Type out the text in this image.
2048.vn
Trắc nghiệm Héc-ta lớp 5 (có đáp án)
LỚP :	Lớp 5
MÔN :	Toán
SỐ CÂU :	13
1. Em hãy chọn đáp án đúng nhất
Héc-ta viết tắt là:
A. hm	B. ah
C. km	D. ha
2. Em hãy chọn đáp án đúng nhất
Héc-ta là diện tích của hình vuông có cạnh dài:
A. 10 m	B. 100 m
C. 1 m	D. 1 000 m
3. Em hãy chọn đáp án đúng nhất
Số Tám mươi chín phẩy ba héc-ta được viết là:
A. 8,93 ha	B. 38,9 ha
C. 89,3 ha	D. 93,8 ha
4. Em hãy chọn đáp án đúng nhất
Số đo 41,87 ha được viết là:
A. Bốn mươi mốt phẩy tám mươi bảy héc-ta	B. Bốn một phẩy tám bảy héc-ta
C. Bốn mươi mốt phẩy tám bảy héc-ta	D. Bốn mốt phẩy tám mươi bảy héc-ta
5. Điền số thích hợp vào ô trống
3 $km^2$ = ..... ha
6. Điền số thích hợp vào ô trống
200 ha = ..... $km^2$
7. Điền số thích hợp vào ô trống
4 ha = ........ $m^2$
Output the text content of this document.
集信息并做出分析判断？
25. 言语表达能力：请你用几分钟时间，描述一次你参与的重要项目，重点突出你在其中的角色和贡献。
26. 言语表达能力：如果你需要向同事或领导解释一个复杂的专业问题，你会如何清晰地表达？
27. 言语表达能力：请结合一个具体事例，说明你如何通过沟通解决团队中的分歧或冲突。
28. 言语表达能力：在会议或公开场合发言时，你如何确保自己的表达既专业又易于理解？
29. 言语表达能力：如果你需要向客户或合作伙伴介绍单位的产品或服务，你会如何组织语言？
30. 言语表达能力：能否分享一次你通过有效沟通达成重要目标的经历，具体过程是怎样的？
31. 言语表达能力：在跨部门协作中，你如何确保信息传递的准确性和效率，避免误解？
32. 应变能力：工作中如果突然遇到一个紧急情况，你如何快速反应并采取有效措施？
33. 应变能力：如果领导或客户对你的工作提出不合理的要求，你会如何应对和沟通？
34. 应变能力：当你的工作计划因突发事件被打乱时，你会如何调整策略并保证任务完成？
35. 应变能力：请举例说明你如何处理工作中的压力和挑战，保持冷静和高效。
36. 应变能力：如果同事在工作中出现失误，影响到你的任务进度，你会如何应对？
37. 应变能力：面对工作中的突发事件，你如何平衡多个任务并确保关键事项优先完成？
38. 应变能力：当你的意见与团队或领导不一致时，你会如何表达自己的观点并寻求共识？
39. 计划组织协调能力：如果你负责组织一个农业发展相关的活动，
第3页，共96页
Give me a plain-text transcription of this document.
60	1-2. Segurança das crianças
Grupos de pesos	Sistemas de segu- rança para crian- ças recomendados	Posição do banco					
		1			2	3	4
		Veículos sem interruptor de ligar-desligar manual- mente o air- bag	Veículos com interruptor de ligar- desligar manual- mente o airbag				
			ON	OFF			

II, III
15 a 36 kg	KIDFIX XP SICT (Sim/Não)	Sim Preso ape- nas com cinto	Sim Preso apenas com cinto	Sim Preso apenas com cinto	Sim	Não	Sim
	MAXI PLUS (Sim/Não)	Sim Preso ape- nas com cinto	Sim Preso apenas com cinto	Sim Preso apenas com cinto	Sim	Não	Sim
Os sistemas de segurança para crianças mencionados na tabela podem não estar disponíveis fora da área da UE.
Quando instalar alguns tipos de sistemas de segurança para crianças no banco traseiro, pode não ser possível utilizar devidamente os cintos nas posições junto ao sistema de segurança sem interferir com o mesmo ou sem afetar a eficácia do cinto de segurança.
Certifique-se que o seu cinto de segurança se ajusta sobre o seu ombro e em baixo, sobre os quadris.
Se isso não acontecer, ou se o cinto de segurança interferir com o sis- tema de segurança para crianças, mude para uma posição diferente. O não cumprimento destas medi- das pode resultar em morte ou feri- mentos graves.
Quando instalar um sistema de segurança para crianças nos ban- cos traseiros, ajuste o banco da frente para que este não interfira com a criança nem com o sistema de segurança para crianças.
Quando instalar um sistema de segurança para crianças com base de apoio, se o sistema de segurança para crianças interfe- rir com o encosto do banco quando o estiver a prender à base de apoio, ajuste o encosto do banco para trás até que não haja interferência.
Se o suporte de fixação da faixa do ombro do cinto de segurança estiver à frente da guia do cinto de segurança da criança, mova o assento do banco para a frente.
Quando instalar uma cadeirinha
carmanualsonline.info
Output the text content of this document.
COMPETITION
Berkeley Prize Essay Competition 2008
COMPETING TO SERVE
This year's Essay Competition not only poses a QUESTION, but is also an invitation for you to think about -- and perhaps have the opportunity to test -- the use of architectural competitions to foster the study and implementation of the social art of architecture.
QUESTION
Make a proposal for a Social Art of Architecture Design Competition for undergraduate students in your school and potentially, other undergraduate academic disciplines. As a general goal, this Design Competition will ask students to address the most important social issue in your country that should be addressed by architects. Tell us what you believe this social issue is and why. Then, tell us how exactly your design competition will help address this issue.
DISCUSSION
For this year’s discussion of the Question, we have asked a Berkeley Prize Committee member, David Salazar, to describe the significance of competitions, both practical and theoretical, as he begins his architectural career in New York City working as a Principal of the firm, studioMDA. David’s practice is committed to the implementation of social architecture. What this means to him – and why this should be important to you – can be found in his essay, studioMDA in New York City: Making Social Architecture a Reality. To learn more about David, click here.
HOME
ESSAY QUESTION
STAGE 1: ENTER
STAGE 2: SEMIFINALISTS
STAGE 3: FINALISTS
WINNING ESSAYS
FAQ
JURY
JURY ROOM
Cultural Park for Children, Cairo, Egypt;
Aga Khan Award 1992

◇ ◇ ◇

Locate the lines above that contain "viết" and copy them.

PROBLEM SOLUTION ::
Héc-ta viết tắt là:
Số Tám mươi chín phẩy ba héc-ta được viết là:
Số đo 41,87 ha được viết là:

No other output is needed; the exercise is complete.